Task list:
a – Answer these questions from the hospital grant passage:
(i) Between which two parties is the contract that sets out the terms of the hospital grant?
(ii) Which act gives the federal government the right to seek reimbursement?
(iii) Which section of the U.S. Code does the court conclude this action does not fall within?
b – Decide whether each statement agrees with the hospital grant passage, and back each answer with a quotation from it:
(i) The claim of the United States is contractual.
(ii) The grant contract requires the City to keep the hospital as a non-profit facility.
(iii) The court finds that the action is not founded upon an express contract.
c – Write the next part of the hospital grant passage, starting after its final sentence.

Text provided:
*-*-*
Without question, the terms of the hospital grant to the City of Palm Beach Gardens are expressed in a contract between the City and HEW. The claim of the United States, though, is not contractual, but statutory. An action derives from contract only when a contract "contains an undertaking 'to do the thing for the nonperformance of which the action is brought.' " Mack Trucks, Inc. v. Bendix-Westinghouse Automotive Air Brake Co., 372 F.2d 18, 21 (3d Cir. 1966), cert. denied, 387 U.S. 930, 87 S. Ct. 2053, 18 L. Ed. 2d 992 (1967) (quoting Gulf Life Insurance Co. v. Hillsborough County, 176 So. 72, 75, 129 Fla. 98, 104 (1937)). The grant contract between the City and HEW neither obligates the City to maintain the hospital as a non-profit facility, nor provides for federal recovery in the event of its transfer to a profit-making organization. It is the Hill-Burton Act which grants the federal government the right to seek reimbursement. We therefore conclude that this action is not founded upon an express contract so as to fall within the purview of 28 U.S.C. § 2415(a).
*-*-*
Structured page parsing data:
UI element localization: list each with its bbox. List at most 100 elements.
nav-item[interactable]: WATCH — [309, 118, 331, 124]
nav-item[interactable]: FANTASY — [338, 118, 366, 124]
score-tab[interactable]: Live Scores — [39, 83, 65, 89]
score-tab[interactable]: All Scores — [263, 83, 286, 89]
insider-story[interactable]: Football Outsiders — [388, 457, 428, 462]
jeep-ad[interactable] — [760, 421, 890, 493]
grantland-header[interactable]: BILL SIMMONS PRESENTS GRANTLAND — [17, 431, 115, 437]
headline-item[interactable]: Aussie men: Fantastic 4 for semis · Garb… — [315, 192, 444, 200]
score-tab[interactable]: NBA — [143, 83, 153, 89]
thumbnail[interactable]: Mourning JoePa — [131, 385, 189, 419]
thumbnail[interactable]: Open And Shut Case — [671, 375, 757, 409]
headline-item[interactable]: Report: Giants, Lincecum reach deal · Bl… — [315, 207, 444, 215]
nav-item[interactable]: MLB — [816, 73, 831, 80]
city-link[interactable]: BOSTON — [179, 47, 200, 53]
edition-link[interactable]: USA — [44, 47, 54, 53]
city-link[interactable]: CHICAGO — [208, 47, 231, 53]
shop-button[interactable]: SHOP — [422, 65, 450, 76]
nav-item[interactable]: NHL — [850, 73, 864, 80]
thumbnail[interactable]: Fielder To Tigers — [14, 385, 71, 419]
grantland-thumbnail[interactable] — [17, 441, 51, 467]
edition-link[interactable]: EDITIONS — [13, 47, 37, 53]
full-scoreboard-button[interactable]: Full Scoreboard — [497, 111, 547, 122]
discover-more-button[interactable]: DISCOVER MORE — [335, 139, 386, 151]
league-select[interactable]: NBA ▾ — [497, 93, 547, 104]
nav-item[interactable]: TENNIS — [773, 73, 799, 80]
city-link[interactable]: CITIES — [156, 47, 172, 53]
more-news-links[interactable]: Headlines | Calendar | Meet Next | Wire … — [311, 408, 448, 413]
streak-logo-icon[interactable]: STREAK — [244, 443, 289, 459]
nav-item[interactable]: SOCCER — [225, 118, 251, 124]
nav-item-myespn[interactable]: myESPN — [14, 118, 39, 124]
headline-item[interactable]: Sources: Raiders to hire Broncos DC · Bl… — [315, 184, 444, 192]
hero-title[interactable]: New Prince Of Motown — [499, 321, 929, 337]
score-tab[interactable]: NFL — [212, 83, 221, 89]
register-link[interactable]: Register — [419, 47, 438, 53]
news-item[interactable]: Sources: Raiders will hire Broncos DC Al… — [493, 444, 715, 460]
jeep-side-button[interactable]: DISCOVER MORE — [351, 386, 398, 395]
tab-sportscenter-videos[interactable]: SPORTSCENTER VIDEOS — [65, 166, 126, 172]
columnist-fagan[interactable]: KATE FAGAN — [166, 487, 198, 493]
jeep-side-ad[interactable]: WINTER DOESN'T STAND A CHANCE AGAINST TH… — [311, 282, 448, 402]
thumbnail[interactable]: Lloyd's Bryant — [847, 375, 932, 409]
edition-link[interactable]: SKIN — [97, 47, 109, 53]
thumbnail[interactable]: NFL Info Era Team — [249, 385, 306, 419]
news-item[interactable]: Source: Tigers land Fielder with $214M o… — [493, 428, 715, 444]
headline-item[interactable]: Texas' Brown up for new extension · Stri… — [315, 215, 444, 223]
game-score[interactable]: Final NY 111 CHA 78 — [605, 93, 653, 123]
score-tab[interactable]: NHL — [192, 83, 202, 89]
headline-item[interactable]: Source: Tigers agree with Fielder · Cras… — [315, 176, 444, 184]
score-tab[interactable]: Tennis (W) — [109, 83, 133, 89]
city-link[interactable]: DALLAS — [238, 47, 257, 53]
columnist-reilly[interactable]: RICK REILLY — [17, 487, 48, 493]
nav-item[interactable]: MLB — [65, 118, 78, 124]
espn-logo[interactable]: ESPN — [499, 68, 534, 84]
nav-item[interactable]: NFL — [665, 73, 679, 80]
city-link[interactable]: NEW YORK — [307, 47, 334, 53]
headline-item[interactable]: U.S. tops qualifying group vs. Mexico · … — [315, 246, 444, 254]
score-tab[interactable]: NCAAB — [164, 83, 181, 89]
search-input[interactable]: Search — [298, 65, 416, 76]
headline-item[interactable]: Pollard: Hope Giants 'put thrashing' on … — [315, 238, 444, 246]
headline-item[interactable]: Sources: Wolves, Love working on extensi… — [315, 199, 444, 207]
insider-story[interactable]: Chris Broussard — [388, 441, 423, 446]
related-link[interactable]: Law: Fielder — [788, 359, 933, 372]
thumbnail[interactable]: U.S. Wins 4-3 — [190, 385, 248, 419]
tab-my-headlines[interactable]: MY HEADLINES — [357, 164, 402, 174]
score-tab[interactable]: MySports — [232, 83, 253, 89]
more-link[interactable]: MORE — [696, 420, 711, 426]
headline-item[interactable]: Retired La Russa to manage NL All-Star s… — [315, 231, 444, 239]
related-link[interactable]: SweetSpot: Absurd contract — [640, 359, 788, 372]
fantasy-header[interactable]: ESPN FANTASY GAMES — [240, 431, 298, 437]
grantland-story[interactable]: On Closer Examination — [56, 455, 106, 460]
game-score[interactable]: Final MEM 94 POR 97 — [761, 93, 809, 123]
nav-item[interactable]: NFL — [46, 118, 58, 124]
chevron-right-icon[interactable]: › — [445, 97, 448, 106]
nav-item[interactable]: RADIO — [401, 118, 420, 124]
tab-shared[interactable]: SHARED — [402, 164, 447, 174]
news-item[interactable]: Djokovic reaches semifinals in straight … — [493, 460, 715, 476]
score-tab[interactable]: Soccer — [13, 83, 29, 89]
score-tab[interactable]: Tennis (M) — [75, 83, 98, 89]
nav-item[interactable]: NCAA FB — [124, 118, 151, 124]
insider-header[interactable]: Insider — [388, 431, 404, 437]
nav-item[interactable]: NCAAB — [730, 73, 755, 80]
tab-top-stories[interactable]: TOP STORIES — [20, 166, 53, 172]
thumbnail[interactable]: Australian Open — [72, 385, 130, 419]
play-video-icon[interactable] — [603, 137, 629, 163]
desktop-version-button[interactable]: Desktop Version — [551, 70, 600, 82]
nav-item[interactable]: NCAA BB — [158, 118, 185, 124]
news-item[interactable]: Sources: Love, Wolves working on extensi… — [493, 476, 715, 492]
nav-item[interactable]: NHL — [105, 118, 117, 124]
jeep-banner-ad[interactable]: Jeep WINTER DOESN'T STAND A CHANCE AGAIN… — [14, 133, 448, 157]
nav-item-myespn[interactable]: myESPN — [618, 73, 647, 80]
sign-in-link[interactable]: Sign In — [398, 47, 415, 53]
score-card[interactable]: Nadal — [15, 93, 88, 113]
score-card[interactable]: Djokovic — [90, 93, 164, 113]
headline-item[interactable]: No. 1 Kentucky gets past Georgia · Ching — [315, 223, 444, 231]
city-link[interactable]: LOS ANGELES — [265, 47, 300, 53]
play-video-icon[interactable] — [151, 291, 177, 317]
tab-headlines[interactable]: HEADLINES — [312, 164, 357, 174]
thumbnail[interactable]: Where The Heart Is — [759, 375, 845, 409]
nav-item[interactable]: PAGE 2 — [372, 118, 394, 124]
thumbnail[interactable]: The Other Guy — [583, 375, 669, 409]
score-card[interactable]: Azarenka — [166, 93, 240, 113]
*-*-*
Per-task outputs:
a –
(i) The City of Palm Beach Gardens and HEW.
(ii) The Hill-Burton Act.
(iii) 28 U.S.C. § 2415(a).

b –
(i) No: "The claim of the United States, though, is not contractual, but statutory."
(ii) No: "The grant contract between the City and HEW neither obligates the City to maintain the hospital as a non-profit facility, nor provides for federal recovery in the event of its transfer to a profit-making organization."
(iii) Yes: "We therefore conclude that this action is not founded upon an express contract so as to fall within the purview of 28 U.S.C. § 2415(a)."

c –
Nor do we believe that the six-year limitations period of 28 U.S.C. § 2415(a) should apply because of a "contract ... implied in law or fact" between the City and the federal government. Admittedly, such quasi-contractual obligations may arise even in conjunction with a statutory right of action. "A statutory right of recovery may be deemed quasi-contractual if it 'is a legal obligation, not based upon agreement, (and) enforced ... by compelling the obligor to restore the value of that by which he was unjustly enriched.' " United States v. Limbs, 524 F.2d 799, 801 (9th Cir. 1975) (quoting Corbin, Quasi-Contractual Obligations, 21 Yale L.J. 533, 550 (1912)). Quasi-contractual obligations arise, however, only when one party has been unjustly enriched at the expense of another. The United States alleges no unjust enrichment in this case. The City was under no obligation to maintain its hospital as a non-profit facility. Unlike the recipients of federal funds in the Limbs case, for instance, the City was under no obligation to turn over money to the federal government upon the sale of its hospital to a profit-making organization. The Hill-Burton Act merely gives the United States the option of seeking recovery following such a sale. In the absence of unjust enrichment there can be no recovery based upon an implied contract. The six-year limitations period of 28 U.S.C. § 1245(a) is inapplicable.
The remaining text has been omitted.